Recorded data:

--- START ---

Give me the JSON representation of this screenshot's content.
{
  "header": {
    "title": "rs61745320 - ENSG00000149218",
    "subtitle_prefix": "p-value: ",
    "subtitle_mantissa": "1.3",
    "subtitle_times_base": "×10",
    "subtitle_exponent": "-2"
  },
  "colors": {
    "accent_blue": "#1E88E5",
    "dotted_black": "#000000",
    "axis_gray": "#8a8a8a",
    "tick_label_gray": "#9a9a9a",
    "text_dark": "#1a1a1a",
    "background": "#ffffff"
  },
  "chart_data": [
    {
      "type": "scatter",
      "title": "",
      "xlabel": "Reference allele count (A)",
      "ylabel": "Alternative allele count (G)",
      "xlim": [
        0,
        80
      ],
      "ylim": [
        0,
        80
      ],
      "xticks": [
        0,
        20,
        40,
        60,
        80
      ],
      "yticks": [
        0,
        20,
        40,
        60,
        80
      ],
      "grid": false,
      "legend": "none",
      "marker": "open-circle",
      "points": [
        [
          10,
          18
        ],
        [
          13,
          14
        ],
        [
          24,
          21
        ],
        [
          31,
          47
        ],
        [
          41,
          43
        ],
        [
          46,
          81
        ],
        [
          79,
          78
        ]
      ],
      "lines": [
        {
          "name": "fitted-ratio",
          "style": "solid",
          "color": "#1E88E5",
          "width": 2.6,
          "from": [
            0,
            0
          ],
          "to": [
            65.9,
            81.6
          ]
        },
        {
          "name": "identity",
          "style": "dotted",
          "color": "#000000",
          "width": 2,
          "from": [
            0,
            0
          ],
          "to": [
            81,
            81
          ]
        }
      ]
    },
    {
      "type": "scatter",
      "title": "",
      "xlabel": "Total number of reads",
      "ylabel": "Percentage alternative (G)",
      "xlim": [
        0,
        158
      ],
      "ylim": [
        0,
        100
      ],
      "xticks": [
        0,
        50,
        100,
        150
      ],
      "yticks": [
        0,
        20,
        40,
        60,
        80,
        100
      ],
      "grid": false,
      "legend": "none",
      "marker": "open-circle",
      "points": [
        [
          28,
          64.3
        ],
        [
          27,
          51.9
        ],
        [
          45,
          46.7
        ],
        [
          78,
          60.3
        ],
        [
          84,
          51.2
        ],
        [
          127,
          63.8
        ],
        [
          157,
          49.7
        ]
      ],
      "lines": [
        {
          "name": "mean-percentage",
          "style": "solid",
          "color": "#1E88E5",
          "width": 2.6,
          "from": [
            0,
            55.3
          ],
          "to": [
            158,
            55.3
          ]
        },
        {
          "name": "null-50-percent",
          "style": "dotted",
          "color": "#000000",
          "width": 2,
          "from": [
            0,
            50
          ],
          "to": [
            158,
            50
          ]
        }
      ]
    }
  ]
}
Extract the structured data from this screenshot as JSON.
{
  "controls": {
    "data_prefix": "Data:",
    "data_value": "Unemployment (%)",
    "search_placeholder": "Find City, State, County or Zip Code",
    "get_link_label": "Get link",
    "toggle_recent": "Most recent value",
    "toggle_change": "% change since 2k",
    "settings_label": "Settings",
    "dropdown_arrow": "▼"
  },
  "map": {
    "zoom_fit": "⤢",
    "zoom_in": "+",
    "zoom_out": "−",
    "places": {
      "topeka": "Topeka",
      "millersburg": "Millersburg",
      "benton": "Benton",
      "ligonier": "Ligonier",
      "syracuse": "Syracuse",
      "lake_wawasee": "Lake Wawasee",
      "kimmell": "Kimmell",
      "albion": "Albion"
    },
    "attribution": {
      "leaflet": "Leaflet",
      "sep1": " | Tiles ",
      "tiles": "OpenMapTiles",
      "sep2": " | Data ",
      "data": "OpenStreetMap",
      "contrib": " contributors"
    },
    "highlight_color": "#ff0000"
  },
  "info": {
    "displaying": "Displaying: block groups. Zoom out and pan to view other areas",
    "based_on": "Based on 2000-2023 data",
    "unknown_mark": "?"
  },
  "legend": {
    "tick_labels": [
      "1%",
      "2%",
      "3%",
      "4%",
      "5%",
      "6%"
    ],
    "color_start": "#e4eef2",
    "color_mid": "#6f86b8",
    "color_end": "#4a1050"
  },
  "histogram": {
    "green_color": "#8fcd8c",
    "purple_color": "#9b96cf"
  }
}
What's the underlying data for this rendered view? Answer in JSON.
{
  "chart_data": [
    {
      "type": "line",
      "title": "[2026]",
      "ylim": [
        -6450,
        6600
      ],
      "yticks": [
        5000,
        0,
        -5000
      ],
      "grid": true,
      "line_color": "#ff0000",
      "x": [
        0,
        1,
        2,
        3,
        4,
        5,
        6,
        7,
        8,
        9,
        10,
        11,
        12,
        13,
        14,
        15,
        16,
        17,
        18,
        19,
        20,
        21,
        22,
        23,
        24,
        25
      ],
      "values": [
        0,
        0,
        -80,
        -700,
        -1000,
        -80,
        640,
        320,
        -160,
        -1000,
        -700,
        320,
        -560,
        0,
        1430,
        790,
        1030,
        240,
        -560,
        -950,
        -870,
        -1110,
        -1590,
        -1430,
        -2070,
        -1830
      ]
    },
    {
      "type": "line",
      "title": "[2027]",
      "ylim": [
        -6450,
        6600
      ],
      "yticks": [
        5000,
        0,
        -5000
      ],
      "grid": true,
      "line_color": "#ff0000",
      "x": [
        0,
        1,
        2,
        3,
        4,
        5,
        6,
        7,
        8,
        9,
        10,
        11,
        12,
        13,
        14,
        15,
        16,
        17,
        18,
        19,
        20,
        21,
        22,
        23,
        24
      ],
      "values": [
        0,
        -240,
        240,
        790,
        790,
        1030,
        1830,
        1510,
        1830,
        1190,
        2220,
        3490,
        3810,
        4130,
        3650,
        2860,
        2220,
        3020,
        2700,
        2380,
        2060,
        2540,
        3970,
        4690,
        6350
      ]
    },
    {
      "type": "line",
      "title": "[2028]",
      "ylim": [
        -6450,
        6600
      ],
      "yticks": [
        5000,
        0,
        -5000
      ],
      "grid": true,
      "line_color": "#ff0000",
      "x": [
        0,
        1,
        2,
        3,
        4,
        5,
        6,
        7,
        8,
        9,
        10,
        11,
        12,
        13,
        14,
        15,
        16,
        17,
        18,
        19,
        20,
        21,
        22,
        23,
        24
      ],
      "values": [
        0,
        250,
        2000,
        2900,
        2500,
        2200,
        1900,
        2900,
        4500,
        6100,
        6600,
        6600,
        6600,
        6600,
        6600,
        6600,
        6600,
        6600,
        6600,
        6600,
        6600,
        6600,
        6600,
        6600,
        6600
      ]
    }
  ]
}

--- END ---

### Instructions to follow
Set down each entry again, unchanged.

### Answer for this exercise
Give me the JSON representation of this screenshot's content.
{
  "header": {
    "title": "rs61745320 - ENSG00000149218",
    "subtitle_prefix": "p-value: ",
    "subtitle_mantissa": "1.3",
    "subtitle_times_base": "×10",
    "subtitle_exponent": "-2"
  },
  "colors": {
    "accent_blue": "#1E88E5",
    "dotted_black": "#000000",
    "axis_gray": "#8a8a8a",
    "tick_label_gray": "#9a9a9a",
    "text_dark": "#1a1a1a",
    "background": "#ffffff"
  },
  "chart_data": [
    {
      "type": "scatter",
      "title": "",
      "xlabel": "Reference allele count (A)",
      "ylabel": "Alternative allele count (G)",
      "xlim": [
        0,
        80
      ],
      "ylim": [
        0,
        80
      ],
      "xticks": [
        0,
        20,
        40,
        60,
        80
      ],
      "yticks": [
        0,
        20,
        40,
        60,
        80
      ],
      "grid": false,
      "legend": "none",
      "marker": "open-circle",
      "points": [
        [
          10,
          18
        ],
        [
          13,
          14
        ],
        [
          24,
          21
        ],
        [
          31,
          47
        ],
        [
          41,
          43
        ],
        [
          46,
          81
        ],
        [
          79,
          78
        ]
      ],
      "lines": [
        {
          "name": "fitted-ratio",
          "style": "solid",
          "color": "#1E88E5",
          "width": 2.6,
          "from": [
            0,
            0
          ],
          "to": [
            65.9,
            81.6
          ]
        },
        {
          "name": "identity",
          "style": "dotted",
          "color": "#000000",
          "width": 2,
          "from": [
            0,
            0
          ],
          "to": [
            81,
            81
          ]
        }
      ]
    },
    {
      "type": "scatter",
      "title": "",
      "xlabel": "Total number of reads",
      "ylabel": "Percentage alternative (G)",
      "xlim": [
        0,
        158
      ],
      "ylim": [
        0,
        100
      ],
      "xticks": [
        0,
        50,
        100,
        150
      ],
      "yticks": [
        0,
        20,
        40,
        60,
        80,
        100
      ],
      "grid": false,
      "legend": "none",
      "marker": "open-circle",
      "points": [
        [
          28,
          64.3
        ],
        [
          27,
          51.9
        ],
        [
          45,
          46.7
        ],
        [
          78,
          60.3
        ],
        [
          84,
          51.2
        ],
        [
          127,
          63.8
        ],
        [
          157,
          49.7
        ]
      ],
      "lines": [
        {
          "name": "mean-percentage",
          "style": "solid",
          "color": "#1E88E5",
          "width": 2.6,
          "from": [
            0,
            55.3
          ],
          "to": [
            158,
            55.3
          ]
        },
        {
          "name": "null-50-percent",
          "style": "dotted",
          "color": "#000000",
          "width": 2,
          "from": [
            0,
            50
          ],
          "to": [
            158,
            50
          ]
        }
      ]
    }
  ]
}
Extract the structured data from this screenshot as JSON.
{
  "controls": {
    "data_prefix": "Data:",
    "data_value": "Unemployment (%)",
    "search_placeholder": "Find City, State, County or Zip Code",
    "get_link_label": "Get link",
    "toggle_recent": "Most recent value",
    "toggle_change": "% change since 2k",
    "settings_label": "Settings",
    "dropdown_arrow": "▼"
  },
  "map": {
    "zoom_fit": "⤢",
    "zoom_in": "+",
    "zoom_out": "−",
    "places": {
      "topeka": "Topeka",
      "millersburg": "Millersburg",
      "benton": "Benton",
      "ligonier": "Ligonier",
      "syracuse": "Syracuse",
      "lake_wawasee": "Lake Wawasee",
      "kimmell": "Kimmell",
      "albion": "Albion"
    },
    "attribution": {
      "leaflet": "Leaflet",
      "sep1": " | Tiles ",
      "tiles": "OpenMapTiles",
      "sep2": " | Data ",
      "data": "OpenStreetMap",
      "contrib": " contributors"
    },
    "highlight_color": "#ff0000"
  },
  "info": {
    "displaying": "Displaying: block groups. Zoom out and pan to view other areas",
    "based_on": "Based on 2000-2023 data",
    "unknown_mark": "?"
  },
  "legend": {
    "tick_labels": [
      "1%",
      "2%",
      "3%",
      "4%",
      "5%",
      "6%"
    ],
    "color_start": "#e4eef2",
    "color_mid": "#6f86b8",
    "color_end": "#4a1050"
  },
  "histogram": {
    "green_color": "#8fcd8c",
    "purple_color": "#9b96cf"
  }
}
What's the underlying data for this rendered view? Answer in JSON.
{
  "chart_data": [
    {
      "type": "line",
      "title": "[2026]",
      "ylim": [
        -6450,
        6600
      ],
      "yticks": [
        5000,
        0,
        -5000
      ],
      "grid": true,
      "line_color": "#ff0000",
      "x": [
        0,
        1,
        2,
        3,
        4,
        5,
        6,
        7,
        8,
        9,
        10,
        11,
        12,
        13,
        14,
        15,
        16,
        17,
        18,
        19,
        20,
        21,
        22,
        23,
        24,
        25
      ],
      "values": [
        0,
        0,
        -80,
        -700,
        -1000,
        -80,
        640,
        320,
        -160,
        -1000,
        -700,
        320,
        -560,
        0,
        1430,
        790,
        1030,
        240,
        -560,
        -950,
        -870,
        -1110,
        -1590,
        -1430,
        -2070,
        -1830
      ]
    },
    {
      "type": "line",
      "title": "[2027]",
      "ylim": [
        -6450,
        6600
      ],
      "yticks": [
        5000,
        0,
        -5000
      ],
      "grid": true,
      "line_color": "#ff0000",
      "x": [
        0,
        1,
        2,
        3,
        4,
        5,
        6,
        7,
        8,
        9,
        10,
        11,
        12,
        13,
        14,
        15,
        16,
        17,
        18,
        19,
        20,
        21,
        22,
        23,
        24
      ],
      "values": [
        0,
        -240,
        240,
        790,
        790,
        1030,
        1830,
        1510,
        1830,
        1190,
        2220,
        3490,
        3810,
        4130,
        3650,
        2860,
        2220,
        3020,
        2700,
        2380,
        2060,
        2540,
        3970,
        4690,
        6350
      ]
    },
    {
      "type": "line",
      "title": "[2028]",
      "ylim": [
        -6450,
        6600
      ],
      "yticks": [
        5000,
        0,
        -5000
      ],
      "grid": true,
      "line_color": "#ff0000",
      "x": [
        0,
        1,
        2,
        3,
        4,
        5,
        6,
        7,
        8,
        9,
        10,
        11,
        12,
        13,
        14,
        15,
        16,
        17,
        18,
        19,
        20,
        21,
        22,
        23,
        24
      ],
      "values": [
        0,
        250,
        2000,
        2900,
        2500,
        2200,
        1900,
        2900,
        4500,
        6100,
        6600,
        6600,
        6600,
        6600,
        6600,
        6600,
        6600,
        6600,
        6600,
        6600,
        6600,
        6600,
        6600,
        6600,
        6600
      ]
    }
  ]
}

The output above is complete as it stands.